Go through the material and pull out every line with the string "competencias" in it.

----

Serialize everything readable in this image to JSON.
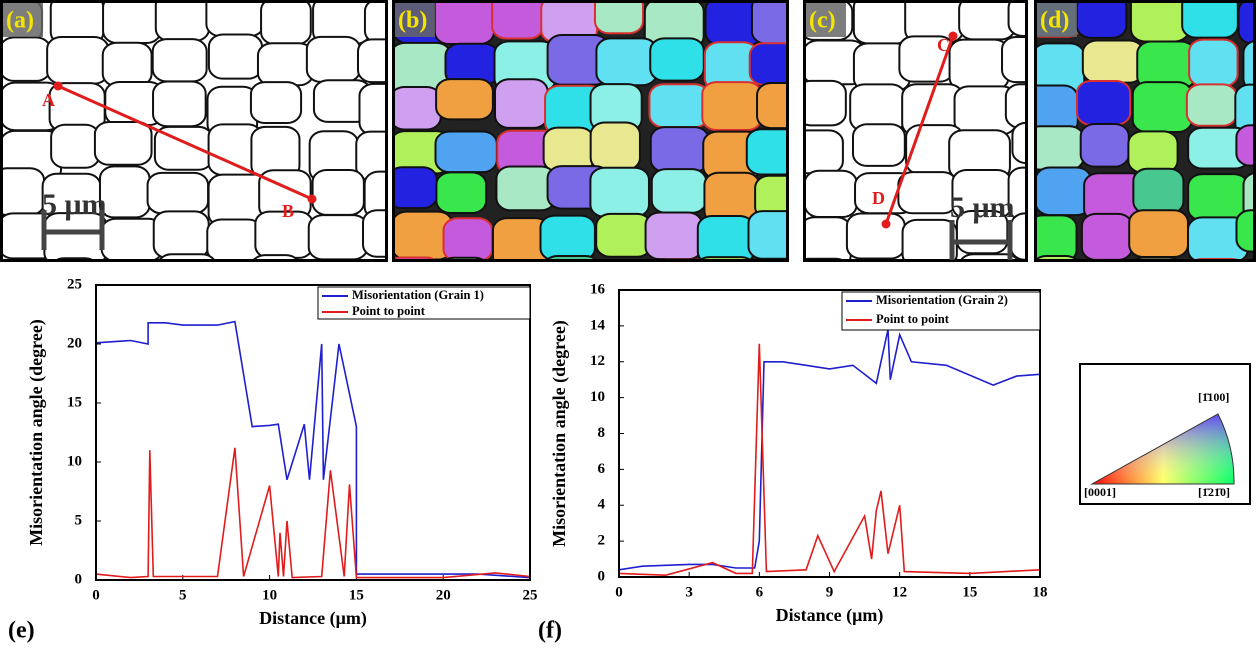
{
  "panels": [
    {
      "label": "(a)",
      "markers": [
        "A",
        "B"
      ],
      "scale_bar": "5 μm"
    },
    {
      "label": "(b)"
    },
    {
      "label": "(c)",
      "markers": [
        "C",
        "D"
      ],
      "scale_bar": "5 μm"
    },
    {
      "label": "(d)"
    }
  ],
  "ipf_key": {
    "top": "[1̄100]",
    "left": "[0001]",
    "right": "[1̄21̄0]"
  },
  "chart_data": [
    {
      "type": "line",
      "label": "(e)",
      "x_label": "Distance (μm)",
      "y_label": "Misorientation  angle (degree)",
      "xlim": [
        0,
        25
      ],
      "xticks": [
        0,
        5,
        10,
        15,
        20,
        25
      ],
      "ylim": [
        0,
        25
      ],
      "yticks": [
        0,
        5,
        10,
        15,
        20,
        25
      ],
      "legend": "top-right",
      "series": [
        {
          "name": "Misorientation (Grain 1)",
          "color": "#1f1fd0",
          "x": [
            0,
            2,
            3,
            3,
            4,
            5,
            7,
            8,
            9,
            10,
            10.5,
            11,
            12,
            12.3,
            13,
            13.1,
            14,
            15,
            15,
            20,
            22,
            25
          ],
          "values": [
            20.1,
            20.3,
            20,
            21.8,
            21.8,
            21.6,
            21.6,
            21.9,
            13,
            13.1,
            13.2,
            8.5,
            13.2,
            8.5,
            20,
            8.5,
            20,
            13,
            0.5,
            0.5,
            0.5,
            0.2
          ]
        },
        {
          "name": "Point to point",
          "color": "#e01c1c",
          "x": [
            0,
            2,
            3,
            3.1,
            3.3,
            7,
            8,
            8.5,
            10,
            10.5,
            10.6,
            10.8,
            11,
            11.3,
            13,
            13.5,
            14.3,
            14.6,
            15,
            20,
            23,
            25
          ],
          "values": [
            0.5,
            0.2,
            0.3,
            11,
            0.3,
            0.3,
            11.2,
            0.3,
            8,
            0.3,
            4,
            0.3,
            5,
            0.2,
            0.3,
            9.3,
            0.3,
            8.1,
            0.2,
            0.2,
            0.6,
            0.3
          ]
        }
      ]
    },
    {
      "type": "line",
      "label": "(f)",
      "x_label": "Distance (μm)",
      "y_label": "Misorientation  angle (degree)",
      "xlim": [
        0,
        18
      ],
      "xticks": [
        0,
        3,
        6,
        9,
        12,
        15,
        18
      ],
      "ylim": [
        0,
        16
      ],
      "yticks": [
        0,
        2,
        4,
        6,
        8,
        10,
        12,
        14,
        16
      ],
      "legend": "top-right",
      "series": [
        {
          "name": "Misorientation (Grain 2)",
          "color": "#1f1fd0",
          "x": [
            0,
            1,
            3,
            4,
            5,
            5.8,
            6,
            6.2,
            7,
            8,
            9,
            10,
            11,
            11.5,
            11.6,
            12,
            12.5,
            14,
            16,
            17,
            18
          ],
          "values": [
            0.4,
            0.6,
            0.7,
            0.7,
            0.5,
            0.5,
            2,
            12,
            12,
            11.8,
            11.6,
            11.8,
            10.8,
            13.8,
            11,
            13.5,
            12,
            11.8,
            10.7,
            11.2,
            11.3
          ]
        },
        {
          "name": "Point to point",
          "color": "#e01c1c",
          "x": [
            0,
            2,
            4,
            5,
            5.7,
            6,
            6.3,
            8,
            8.5,
            9.2,
            10.5,
            10.8,
            11,
            11.2,
            11.5,
            12,
            12.2,
            15,
            18
          ],
          "values": [
            0.2,
            0.1,
            0.8,
            0.2,
            0.2,
            13,
            0.3,
            0.4,
            2.3,
            0.3,
            3.4,
            1,
            3.7,
            4.8,
            1.3,
            4,
            0.3,
            0.2,
            0.4
          ]
        }
      ]
    }
  ]
}
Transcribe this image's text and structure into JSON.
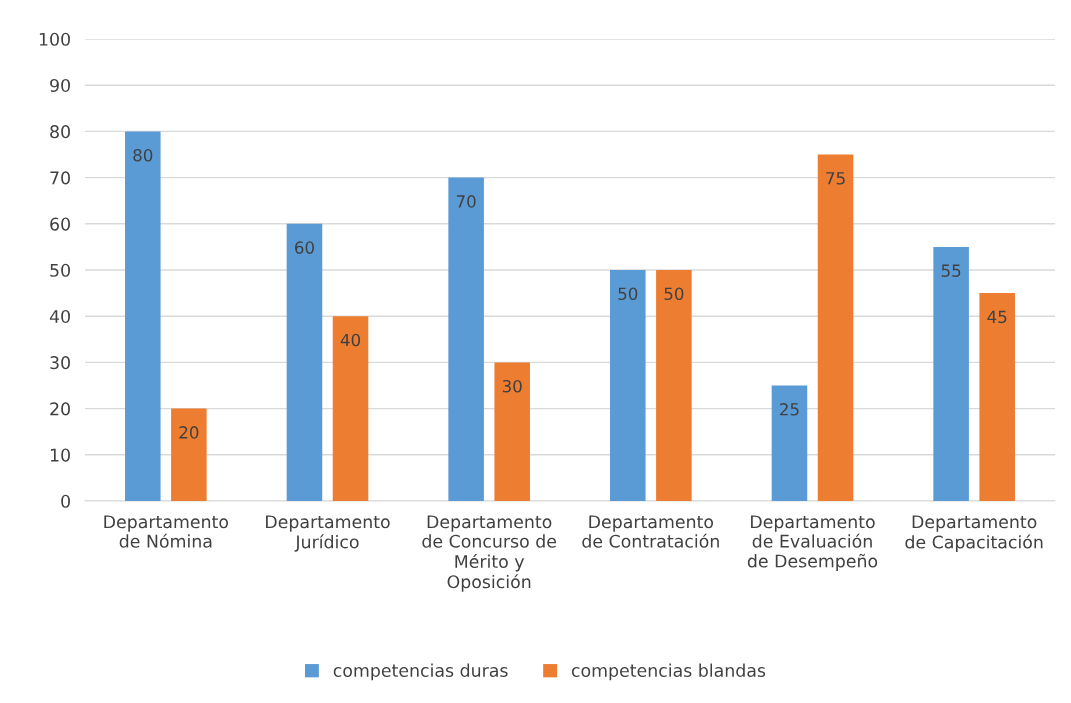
{
  "chart_data": {
    "type": "bar",
    "categories": [
      "Departamento\nde Nómina",
      "Departamento\nJurídico",
      "Departamento\nde Concurso de\nMérito y\nOposición",
      "Departamento\nde Contratación",
      "Departamento\nde Evaluación\nde Desempeño",
      "Departamento\nde Capacitación"
    ],
    "series": [
      {
        "name": "competencias duras",
        "color": "#5b9bd5",
        "values": [
          80,
          60,
          70,
          50,
          25,
          55
        ]
      },
      {
        "name": "competencias blandas",
        "color": "#ed7d31",
        "values": [
          20,
          40,
          30,
          50,
          75,
          45
        ]
      }
    ],
    "ylim": [
      0,
      100
    ],
    "yticks": [
      0,
      10,
      20,
      30,
      40,
      50,
      60,
      70,
      80,
      90,
      100
    ],
    "grid": "y",
    "legend": "bottom",
    "data_labels": true
  }
}
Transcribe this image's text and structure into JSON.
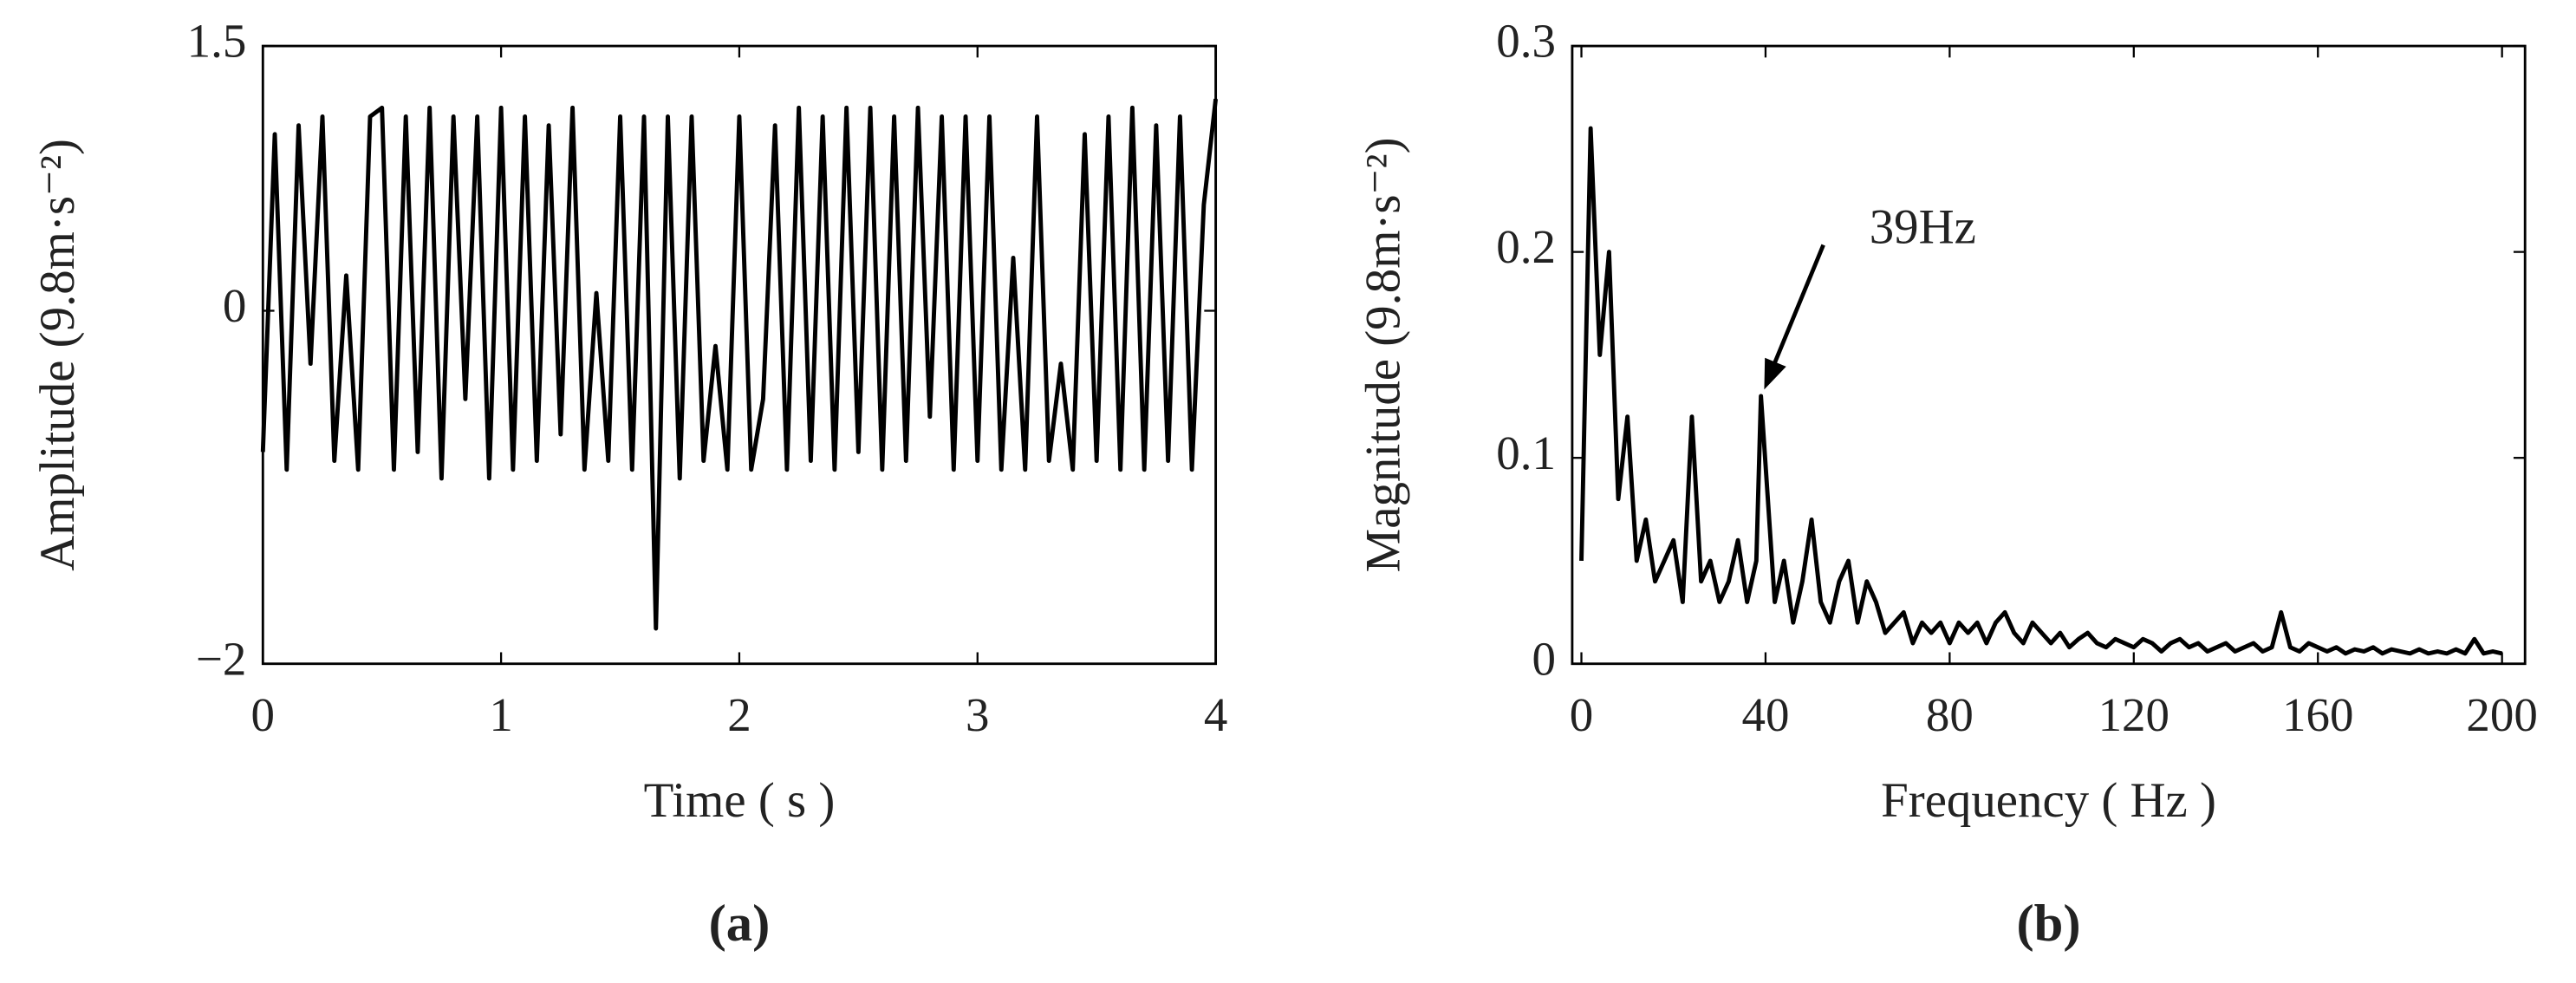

----

Worked solution:
        "name": "competencias duras",
        "name": "competencias blandas",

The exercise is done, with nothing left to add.